§ **AIM OF THE TASK**:
Extract the listing in its entirety, keeping each line identical to the original.

§ **EXTRACTED INFORMATION**:
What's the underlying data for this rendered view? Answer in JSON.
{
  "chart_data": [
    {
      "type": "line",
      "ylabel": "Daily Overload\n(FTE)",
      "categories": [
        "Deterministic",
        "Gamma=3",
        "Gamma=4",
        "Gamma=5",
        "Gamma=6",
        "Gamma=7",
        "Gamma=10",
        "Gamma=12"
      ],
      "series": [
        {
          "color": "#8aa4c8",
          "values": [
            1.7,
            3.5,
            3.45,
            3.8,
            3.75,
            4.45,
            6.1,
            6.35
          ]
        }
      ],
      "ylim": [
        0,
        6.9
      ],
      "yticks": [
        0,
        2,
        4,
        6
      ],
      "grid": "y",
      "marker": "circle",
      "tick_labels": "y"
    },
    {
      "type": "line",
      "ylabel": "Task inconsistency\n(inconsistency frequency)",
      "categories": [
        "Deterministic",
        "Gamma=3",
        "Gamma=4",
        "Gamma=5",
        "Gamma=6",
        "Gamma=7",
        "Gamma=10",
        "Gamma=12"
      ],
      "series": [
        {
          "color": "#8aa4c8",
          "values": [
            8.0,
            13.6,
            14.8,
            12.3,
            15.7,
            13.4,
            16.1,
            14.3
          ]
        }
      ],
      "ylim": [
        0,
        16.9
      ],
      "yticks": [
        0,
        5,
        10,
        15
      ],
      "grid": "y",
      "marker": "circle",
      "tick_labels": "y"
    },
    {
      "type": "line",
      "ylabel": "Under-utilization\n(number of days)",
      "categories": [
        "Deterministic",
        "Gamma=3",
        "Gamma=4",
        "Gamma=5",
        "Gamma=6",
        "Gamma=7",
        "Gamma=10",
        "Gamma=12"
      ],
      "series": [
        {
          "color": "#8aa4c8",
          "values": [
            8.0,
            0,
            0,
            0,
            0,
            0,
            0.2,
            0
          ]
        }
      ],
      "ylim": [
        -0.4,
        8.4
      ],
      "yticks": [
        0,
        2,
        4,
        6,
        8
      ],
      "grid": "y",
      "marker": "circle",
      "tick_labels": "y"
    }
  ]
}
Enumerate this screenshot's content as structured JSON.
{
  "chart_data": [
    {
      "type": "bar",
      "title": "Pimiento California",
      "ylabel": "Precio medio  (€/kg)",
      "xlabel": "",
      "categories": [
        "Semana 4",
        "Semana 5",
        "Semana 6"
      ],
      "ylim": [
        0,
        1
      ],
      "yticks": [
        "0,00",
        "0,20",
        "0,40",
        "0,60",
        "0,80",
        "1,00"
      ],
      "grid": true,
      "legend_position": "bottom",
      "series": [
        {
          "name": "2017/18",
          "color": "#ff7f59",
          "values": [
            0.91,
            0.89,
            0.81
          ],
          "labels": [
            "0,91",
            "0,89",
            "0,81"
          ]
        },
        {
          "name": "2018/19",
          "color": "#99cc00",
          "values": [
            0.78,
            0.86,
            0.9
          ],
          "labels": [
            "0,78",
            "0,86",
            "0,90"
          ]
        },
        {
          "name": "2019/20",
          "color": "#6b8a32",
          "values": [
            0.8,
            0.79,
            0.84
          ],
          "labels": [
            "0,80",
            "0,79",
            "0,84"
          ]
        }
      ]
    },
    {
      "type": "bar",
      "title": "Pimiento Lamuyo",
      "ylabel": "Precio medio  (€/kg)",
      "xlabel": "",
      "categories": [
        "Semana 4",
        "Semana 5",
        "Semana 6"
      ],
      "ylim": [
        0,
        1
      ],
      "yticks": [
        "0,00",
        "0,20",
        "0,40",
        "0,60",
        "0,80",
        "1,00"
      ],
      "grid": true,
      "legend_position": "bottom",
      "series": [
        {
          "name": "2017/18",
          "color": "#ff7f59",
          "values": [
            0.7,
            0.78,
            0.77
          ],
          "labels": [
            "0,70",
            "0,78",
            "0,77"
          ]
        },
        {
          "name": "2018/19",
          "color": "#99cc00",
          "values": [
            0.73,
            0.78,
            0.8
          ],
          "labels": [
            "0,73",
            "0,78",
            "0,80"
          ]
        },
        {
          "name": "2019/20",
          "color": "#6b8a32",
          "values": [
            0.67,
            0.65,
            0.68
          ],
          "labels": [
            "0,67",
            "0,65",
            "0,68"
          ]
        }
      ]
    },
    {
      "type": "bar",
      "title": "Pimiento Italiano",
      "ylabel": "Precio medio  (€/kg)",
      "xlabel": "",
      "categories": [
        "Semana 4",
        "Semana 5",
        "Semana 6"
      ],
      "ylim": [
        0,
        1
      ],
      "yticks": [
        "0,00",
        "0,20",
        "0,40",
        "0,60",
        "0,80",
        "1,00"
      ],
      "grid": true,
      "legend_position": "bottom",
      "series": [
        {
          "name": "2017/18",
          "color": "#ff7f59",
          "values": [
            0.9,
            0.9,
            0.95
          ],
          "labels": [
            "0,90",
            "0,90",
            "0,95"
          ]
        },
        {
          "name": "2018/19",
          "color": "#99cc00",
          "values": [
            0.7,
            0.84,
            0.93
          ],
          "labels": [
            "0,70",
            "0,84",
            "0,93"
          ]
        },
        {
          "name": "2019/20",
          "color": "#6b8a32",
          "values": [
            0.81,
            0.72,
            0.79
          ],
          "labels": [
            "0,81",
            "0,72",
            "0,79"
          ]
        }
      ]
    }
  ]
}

§ **FULL ANSWER**:
What's the underlying data for this rendered view? Answer in JSON.
{
  "chart_data": [
    {
      "type": "line",
      "ylabel": "Daily Overload\n(FTE)",
      "categories": [
        "Deterministic",
        "Gamma=3",
        "Gamma=4",
        "Gamma=5",
        "Gamma=6",
        "Gamma=7",
        "Gamma=10",
        "Gamma=12"
      ],
      "series": [
        {
          "color": "#8aa4c8",
          "values": [
            1.7,
            3.5,
            3.45,
            3.8,
            3.75,
            4.45,
            6.1,
            6.35
          ]
        }
      ],
      "ylim": [
        0,
        6.9
      ],
      "yticks": [
        0,
        2,
        4,
        6
      ],
      "grid": "y",
      "marker": "circle",
      "tick_labels": "y"
    },
    {
      "type": "line",
      "ylabel": "Task inconsistency\n(inconsistency frequency)",
      "categories": [
        "Deterministic",
        "Gamma=3",
        "Gamma=4",
        "Gamma=5",
        "Gamma=6",
        "Gamma=7",
        "Gamma=10",
        "Gamma=12"
      ],
      "series": [
        {
          "color": "#8aa4c8",
          "values": [
            8.0,
            13.6,
            14.8,
            12.3,
            15.7,
            13.4,
            16.1,
            14.3
          ]
        }
      ],
      "ylim": [
        0,
        16.9
      ],
      "yticks": [
        0,
        5,
        10,
        15
      ],
      "grid": "y",
      "marker": "circle",
      "tick_labels": "y"
    },
    {
      "type": "line",
      "ylabel": "Under-utilization\n(number of days)",
      "categories": [
        "Deterministic",
        "Gamma=3",
        "Gamma=4",
        "Gamma=5",
        "Gamma=6",
        "Gamma=7",
        "Gamma=10",
        "Gamma=12"
      ],
      "series": [
        {
          "color": "#8aa4c8",
          "values": [
            8.0,
            0,
            0,
            0,
            0,
            0,
            0.2,
            0
          ]
        }
      ],
      "ylim": [
        -0.4,
        8.4
      ],
      "yticks": [
        0,
        2,
        4,
        6,
        8
      ],
      "grid": "y",
      "marker": "circle",
      "tick_labels": "y"
    }
  ]
}
Enumerate this screenshot's content as structured JSON.
{
  "chart_data": [
    {
      "type": "bar",
      "title": "Pimiento California",
      "ylabel": "Precio medio  (€/kg)",
      "xlabel": "",
      "categories": [
        "Semana 4",
        "Semana 5",
        "Semana 6"
      ],
      "ylim": [
        0,
        1
      ],
      "yticks": [
        "0,00",
        "0,20",
        "0,40",
        "0,60",
        "0,80",
        "1,00"
      ],
      "grid": true,
      "legend_position": "bottom",
      "series": [
        {
          "name": "2017/18",
          "color": "#ff7f59",
          "values": [
            0.91,
            0.89,
            0.81
          ],
          "labels": [
            "0,91",
            "0,89",
            "0,81"
          ]
        },
        {
          "name": "2018/19",
          "color": "#99cc00",
          "values": [
            0.78,
            0.86,
            0.9
          ],
          "labels": [
            "0,78",
            "0,86",
            "0,90"
          ]
        },
        {
          "name": "2019/20",
          "color": "#6b8a32",
          "values": [
            0.8,
            0.79,
            0.84
          ],
          "labels": [
            "0,80",
            "0,79",
            "0,84"
          ]
        }
      ]
    },
    {
      "type": "bar",
      "title": "Pimiento Lamuyo",
      "ylabel": "Precio medio  (€/kg)",
      "xlabel": "",
      "categories": [
        "Semana 4",
        "Semana 5",
        "Semana 6"
      ],
      "ylim": [
        0,
        1
      ],
      "yticks": [
        "0,00",
        "0,20",
        "0,40",
        "0,60",
        "0,80",
        "1,00"
      ],
      "grid": true,
      "legend_position": "bottom",
      "series": [
        {
          "name": "2017/18",
          "color": "#ff7f59",
          "values": [
            0.7,
            0.78,
            0.77
          ],
          "labels": [
            "0,70",
            "0,78",
            "0,77"
          ]
        },
        {
          "name": "2018/19",
          "color": "#99cc00",
          "values": [
            0.73,
            0.78,
            0.8
          ],
          "labels": [
            "0,73",
            "0,78",
            "0,80"
          ]
        },
        {
          "name": "2019/20",
          "color": "#6b8a32",
          "values": [
            0.67,
            0.65,
            0.68
          ],
          "labels": [
            "0,67",
            "0,65",
            "0,68"
          ]
        }
      ]
    },
    {
      "type": "bar",
      "title": "Pimiento Italiano",
      "ylabel": "Precio medio  (€/kg)",
      "xlabel": "",
      "categories": [
        "Semana 4",
        "Semana 5",
        "Semana 6"
      ],
      "ylim": [
        0,
        1
      ],
      "yticks": [
        "0,00",
        "0,20",
        "0,40",
        "0,60",
        "0,80",
        "1,00"
      ],
      "grid": true,
      "legend_position": "bottom",
      "series": [
        {
          "name": "2017/18",
          "color": "#ff7f59",
          "values": [
            0.9,
            0.9,
            0.95
          ],
          "labels": [
            "0,90",
            "0,90",
            "0,95"
          ]
        },
        {
          "name": "2018/19",
          "color": "#99cc00",
          "values": [
            0.7,
            0.84,
            0.93
          ],
          "labels": [
            "0,70",
            "0,84",
            "0,93"
          ]
        },
        {
          "name": "2019/20",
          "color": "#6b8a32",
          "values": [
            0.81,
            0.72,
            0.79
          ],
          "labels": [
            "0,81",
            "0,72",
            "0,79"
          ]
        }
      ]
    }
  ]
}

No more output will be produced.